From the entries that follow, extract each line holding the string "value".
----
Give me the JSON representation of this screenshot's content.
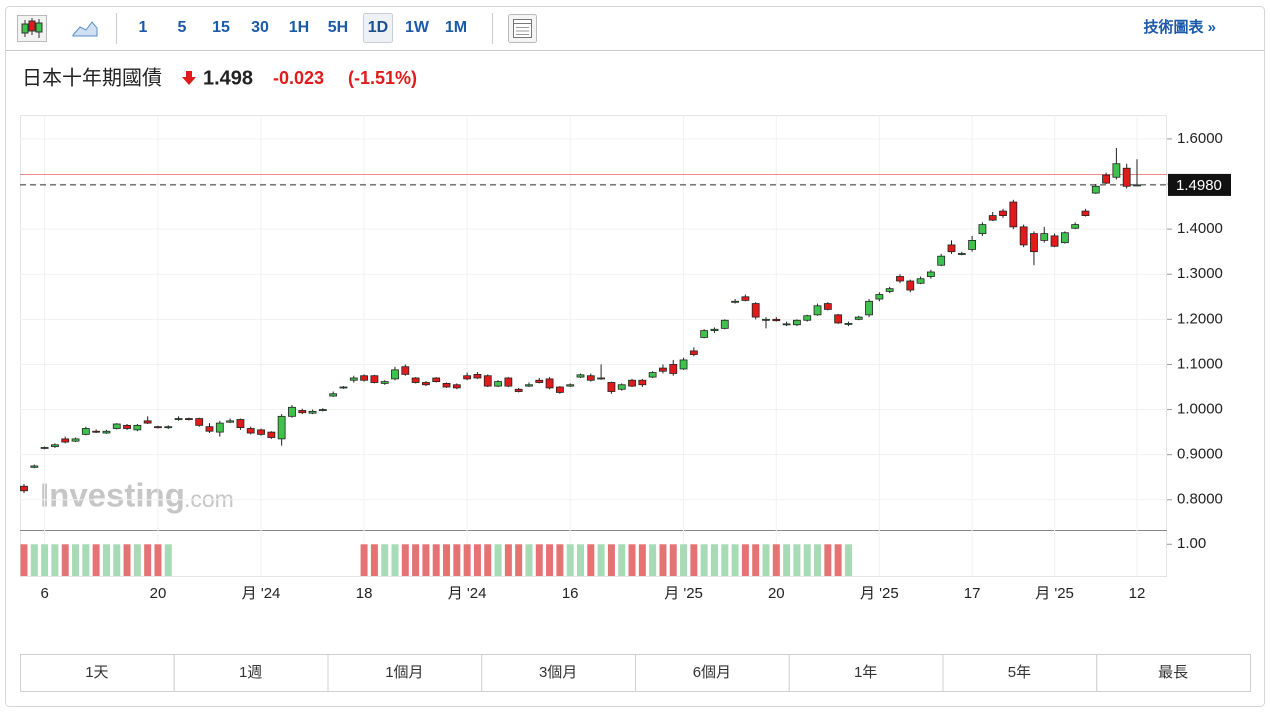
{
  "toolbar": {
    "intervals": [
      "1",
      "5",
      "15",
      "30",
      "1H",
      "5H",
      "1D",
      "1W",
      "1M"
    ],
    "active": "1D",
    "link": "技術圖表 »"
  },
  "header": {
    "title": "日本十年期國債",
    "price": "1.498",
    "change": "-0.023",
    "change_pct": "(-1.51%)"
  },
  "watermark": [
    "Investing",
    ".com"
  ],
  "chart_data": {
    "type": "candlestick",
    "categories": [
      null,
      null,
      "6",
      null,
      null,
      null,
      null,
      null,
      null,
      null,
      null,
      null,
      null,
      "20",
      null,
      null,
      null,
      null,
      null,
      null,
      null,
      null,
      null,
      "月 '24",
      null,
      null,
      null,
      null,
      null,
      null,
      null,
      null,
      null,
      "18",
      null,
      null,
      null,
      null,
      null,
      null,
      null,
      null,
      null,
      "月 '24",
      null,
      null,
      null,
      null,
      null,
      null,
      null,
      null,
      null,
      "16",
      null,
      null,
      null,
      null,
      null,
      null,
      null,
      null,
      null,
      null,
      "月 '25",
      null,
      null,
      null,
      null,
      null,
      null,
      null,
      null,
      "20",
      null,
      null,
      null,
      null,
      null,
      null,
      null,
      null,
      null,
      "月 '25",
      null,
      null,
      null,
      null,
      null,
      null,
      null,
      null,
      "17",
      null,
      null,
      null,
      null,
      null,
      null,
      null,
      "月 '25",
      null,
      null,
      null,
      null,
      null,
      null,
      null,
      "12"
    ],
    "ohlc": [
      [
        0.83,
        0.835,
        0.815,
        0.82
      ],
      [
        0.872,
        0.878,
        0.87,
        0.875
      ],
      [
        0.915,
        0.918,
        0.912,
        0.916
      ],
      [
        0.918,
        0.925,
        0.915,
        0.922
      ],
      [
        0.935,
        0.94,
        0.925,
        0.928
      ],
      [
        0.93,
        0.938,
        0.928,
        0.935
      ],
      [
        0.945,
        0.962,
        0.943,
        0.958
      ],
      [
        0.952,
        0.956,
        0.948,
        0.95
      ],
      [
        0.948,
        0.955,
        0.946,
        0.952
      ],
      [
        0.958,
        0.97,
        0.956,
        0.968
      ],
      [
        0.965,
        0.968,
        0.955,
        0.958
      ],
      [
        0.955,
        0.968,
        0.952,
        0.965
      ],
      [
        0.975,
        0.985,
        0.968,
        0.97
      ],
      [
        0.962,
        0.964,
        0.958,
        0.961
      ],
      [
        0.96,
        0.965,
        0.957,
        0.962
      ],
      [
        0.978,
        0.985,
        0.975,
        0.98
      ],
      [
        0.98,
        0.982,
        0.976,
        0.978
      ],
      [
        0.98,
        0.982,
        0.962,
        0.965
      ],
      [
        0.962,
        0.97,
        0.948,
        0.952
      ],
      [
        0.95,
        0.975,
        0.94,
        0.97
      ],
      [
        0.972,
        0.98,
        0.97,
        0.975
      ],
      [
        0.978,
        0.98,
        0.955,
        0.96
      ],
      [
        0.958,
        0.962,
        0.945,
        0.948
      ],
      [
        0.955,
        0.958,
        0.942,
        0.945
      ],
      [
        0.95,
        0.952,
        0.935,
        0.938
      ],
      [
        0.935,
        0.99,
        0.92,
        0.985
      ],
      [
        0.985,
        1.01,
        0.982,
        1.005
      ],
      [
        0.998,
        1.002,
        0.99,
        0.993
      ],
      [
        0.992,
        1.0,
        0.99,
        0.996
      ],
      [
        0.998,
        1.003,
        0.996,
        1.0
      ],
      [
        1.03,
        1.04,
        1.028,
        1.035
      ],
      [
        1.048,
        1.052,
        1.046,
        1.05
      ],
      [
        1.065,
        1.075,
        1.06,
        1.07
      ],
      [
        1.075,
        1.078,
        1.062,
        1.065
      ],
      [
        1.075,
        1.077,
        1.058,
        1.06
      ],
      [
        1.058,
        1.065,
        1.055,
        1.062
      ],
      [
        1.068,
        1.095,
        1.065,
        1.088
      ],
      [
        1.095,
        1.1,
        1.075,
        1.078
      ],
      [
        1.07,
        1.072,
        1.058,
        1.06
      ],
      [
        1.06,
        1.063,
        1.052,
        1.055
      ],
      [
        1.07,
        1.072,
        1.06,
        1.062
      ],
      [
        1.058,
        1.06,
        1.048,
        1.05
      ],
      [
        1.055,
        1.058,
        1.045,
        1.048
      ],
      [
        1.075,
        1.082,
        1.065,
        1.068
      ],
      [
        1.078,
        1.083,
        1.068,
        1.07
      ],
      [
        1.075,
        1.078,
        1.05,
        1.052
      ],
      [
        1.052,
        1.065,
        1.05,
        1.062
      ],
      [
        1.07,
        1.072,
        1.05,
        1.052
      ],
      [
        1.045,
        1.048,
        1.038,
        1.04
      ],
      [
        1.052,
        1.06,
        1.05,
        1.055
      ],
      [
        1.065,
        1.07,
        1.058,
        1.06
      ],
      [
        1.068,
        1.072,
        1.045,
        1.048
      ],
      [
        1.05,
        1.052,
        1.035,
        1.038
      ],
      [
        1.052,
        1.058,
        1.05,
        1.055
      ],
      [
        1.072,
        1.08,
        1.07,
        1.077
      ],
      [
        1.075,
        1.08,
        1.062,
        1.065
      ],
      [
        1.068,
        1.1,
        1.066,
        1.07
      ],
      [
        1.06,
        1.062,
        1.035,
        1.04
      ],
      [
        1.045,
        1.058,
        1.042,
        1.055
      ],
      [
        1.065,
        1.068,
        1.05,
        1.052
      ],
      [
        1.065,
        1.068,
        1.05,
        1.055
      ],
      [
        1.072,
        1.085,
        1.07,
        1.082
      ],
      [
        1.092,
        1.1,
        1.08,
        1.085
      ],
      [
        1.1,
        1.11,
        1.075,
        1.08
      ],
      [
        1.09,
        1.115,
        1.088,
        1.11
      ],
      [
        1.13,
        1.138,
        1.118,
        1.122
      ],
      [
        1.16,
        1.178,
        1.158,
        1.175
      ],
      [
        1.175,
        1.182,
        1.17,
        1.178
      ],
      [
        1.18,
        1.2,
        1.178,
        1.198
      ],
      [
        1.238,
        1.245,
        1.235,
        1.24
      ],
      [
        1.25,
        1.255,
        1.24,
        1.242
      ],
      [
        1.235,
        1.238,
        1.2,
        1.205
      ],
      [
        1.198,
        1.205,
        1.18,
        1.2
      ],
      [
        1.2,
        1.205,
        1.195,
        1.197
      ],
      [
        1.188,
        1.195,
        1.185,
        1.19
      ],
      [
        1.188,
        1.2,
        1.185,
        1.198
      ],
      [
        1.198,
        1.21,
        1.195,
        1.208
      ],
      [
        1.21,
        1.235,
        1.208,
        1.23
      ],
      [
        1.235,
        1.238,
        1.22,
        1.222
      ],
      [
        1.21,
        1.212,
        1.19,
        1.192
      ],
      [
        1.19,
        1.195,
        1.185,
        1.191
      ],
      [
        1.2,
        1.208,
        1.198,
        1.205
      ],
      [
        1.21,
        1.245,
        1.205,
        1.24
      ],
      [
        1.245,
        1.26,
        1.24,
        1.255
      ],
      [
        1.262,
        1.272,
        1.258,
        1.268
      ],
      [
        1.295,
        1.3,
        1.28,
        1.285
      ],
      [
        1.285,
        1.288,
        1.26,
        1.265
      ],
      [
        1.28,
        1.295,
        1.278,
        1.29
      ],
      [
        1.295,
        1.31,
        1.29,
        1.305
      ],
      [
        1.32,
        1.345,
        1.318,
        1.34
      ],
      [
        1.365,
        1.375,
        1.345,
        1.35
      ],
      [
        1.344,
        1.35,
        1.342,
        1.346
      ],
      [
        1.355,
        1.385,
        1.35,
        1.375
      ],
      [
        1.39,
        1.415,
        1.385,
        1.41
      ],
      [
        1.43,
        1.438,
        1.418,
        1.42
      ],
      [
        1.44,
        1.445,
        1.425,
        1.43
      ],
      [
        1.46,
        1.465,
        1.4,
        1.405
      ],
      [
        1.405,
        1.41,
        1.36,
        1.365
      ],
      [
        1.39,
        1.395,
        1.32,
        1.35
      ],
      [
        1.375,
        1.405,
        1.37,
        1.39
      ],
      [
        1.385,
        1.39,
        1.36,
        1.362
      ],
      [
        1.37,
        1.395,
        1.368,
        1.392
      ],
      [
        1.402,
        1.415,
        1.4,
        1.41
      ],
      [
        1.44,
        1.445,
        1.428,
        1.43
      ],
      [
        1.48,
        1.5,
        1.478,
        1.495
      ],
      [
        1.52,
        1.525,
        1.5,
        1.502
      ],
      [
        1.515,
        1.58,
        1.51,
        1.545
      ],
      [
        1.535,
        1.545,
        1.49,
        1.495
      ],
      [
        1.498,
        1.555,
        1.495,
        1.498
      ]
    ],
    "colors": {
      "up": "#3ec24c",
      "down": "#e01b1b",
      "volume_up": "#a6dbb5",
      "volume_down": "#e57373"
    },
    "ylim": [
      0.733,
      1.653
    ],
    "yticks": [
      {
        "value": 0.8,
        "label": "0.8000"
      },
      {
        "value": 0.9,
        "label": "0.9000"
      },
      {
        "value": 1.0,
        "label": "1.0000"
      },
      {
        "value": 1.1,
        "label": "1.1000"
      },
      {
        "value": 1.2,
        "label": "1.2000"
      },
      {
        "value": 1.3,
        "label": "1.3000"
      },
      {
        "value": 1.4,
        "label": "1.4000"
      },
      {
        "value": 1.5,
        "label": "1.5000"
      },
      {
        "value": 1.6,
        "label": "1.6000"
      }
    ],
    "last_price": {
      "value": 1.498,
      "label": "1.4980"
    },
    "prev_close": 1.521,
    "volume": [
      1,
      1,
      1,
      1,
      1,
      1,
      1,
      1,
      1,
      1,
      1,
      1,
      1,
      1,
      1,
      null,
      null,
      null,
      null,
      null,
      null,
      null,
      null,
      null,
      null,
      null,
      null,
      null,
      null,
      null,
      null,
      null,
      null,
      1,
      1,
      1,
      1,
      1,
      1,
      1,
      1,
      1,
      1,
      1,
      1,
      1,
      1,
      1,
      1,
      1,
      1,
      1,
      1,
      1,
      1,
      1,
      1,
      1,
      1,
      1,
      1,
      1,
      1,
      1,
      1,
      1,
      1,
      1,
      1,
      1,
      1,
      1,
      1,
      1,
      1,
      1,
      1,
      1,
      1,
      1,
      1,
      null,
      null,
      null,
      null,
      null,
      null,
      null,
      null,
      null,
      null,
      null,
      null,
      null,
      null,
      null,
      null,
      null,
      null,
      null,
      null,
      null,
      null,
      null,
      null,
      null,
      null,
      null,
      null
    ],
    "volume_ylim": [
      0,
      1.45
    ],
    "volume_yticks": [
      {
        "value": 1,
        "label": "1.00"
      }
    ],
    "grid": true
  },
  "range_buttons": [
    "1天",
    "1週",
    "1個月",
    "3個月",
    "6個月",
    "1年",
    "5年",
    "最長"
  ]
}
----
:: ANSWER TO THE EXERCISE ::
        "value": 0.8,
        "value": 0.9,
        "value": 1.0,
        "value": 1.1,
        "value": 1.2,
        "value": 1.3,
        "value": 1.4,
        "value": 1.5,
        "value": 1.6,
      "value": 1.498,
        "value": 1,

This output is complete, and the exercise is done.